**THE EXERCISE**
Give only the number of lines that contain the word "chevron".

[Data items]

┌────────

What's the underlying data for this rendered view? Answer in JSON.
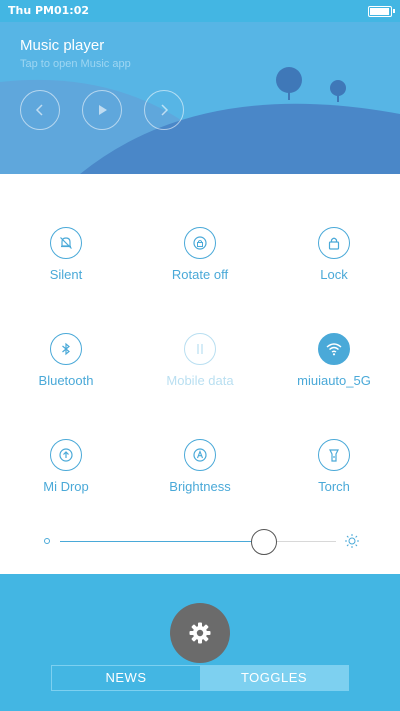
{
  "status_bar": {
    "time": "Thu PM01:02",
    "battery_level": 1.0
  },
  "music": {
    "title": "Music player",
    "subtitle": "Tap to open Music app",
    "prev_icon": "chevron-left-icon",
    "play_icon": "play-icon",
    "next_icon": "chevron-right-icon"
  },
  "toggles": [
    {
      "label": "Silent",
      "icon": "bell-off-icon",
      "state": "off"
    },
    {
      "label": "Rotate off",
      "icon": "rotate-lock-icon",
      "state": "off"
    },
    {
      "label": "Lock",
      "icon": "lock-icon",
      "state": "off"
    },
    {
      "label": "Bluetooth",
      "icon": "bluetooth-icon",
      "state": "off"
    },
    {
      "label": "Mobile data",
      "icon": "mobile-data-icon",
      "state": "disabled"
    },
    {
      "label": "miuiauto_5G",
      "icon": "wifi-icon",
      "state": "on"
    },
    {
      "label": "Mi Drop",
      "icon": "mi-drop-icon",
      "state": "off"
    },
    {
      "label": "Brightness",
      "icon": "brightness-auto-icon",
      "state": "off"
    },
    {
      "label": "Torch",
      "icon": "flashlight-icon",
      "state": "off"
    }
  ],
  "brightness_slider": {
    "value": 0.74,
    "min_icon": "dim-icon",
    "max_icon": "sun-icon"
  },
  "bottom": {
    "settings_icon": "gear-icon",
    "tabs": [
      "NEWS",
      "TOGGLES"
    ],
    "active_tab": "TOGGLES"
  },
  "colors": {
    "accent": "#4aa9d8",
    "bar_blue": "#43b6e3",
    "hill_dark": "#4a87c8",
    "gear_bg": "#6b6b6b"
  }
}
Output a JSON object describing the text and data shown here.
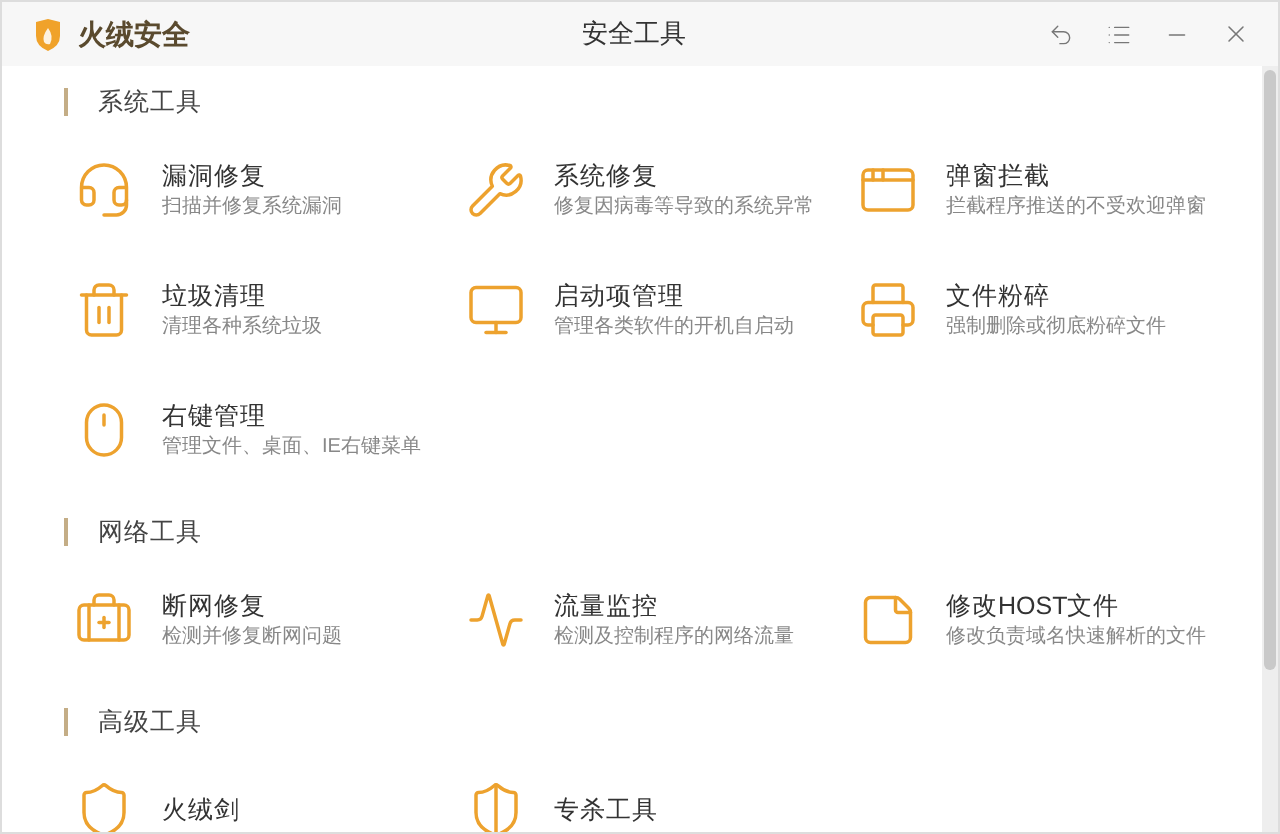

└────────

**PROBLEM SOLUTION**
2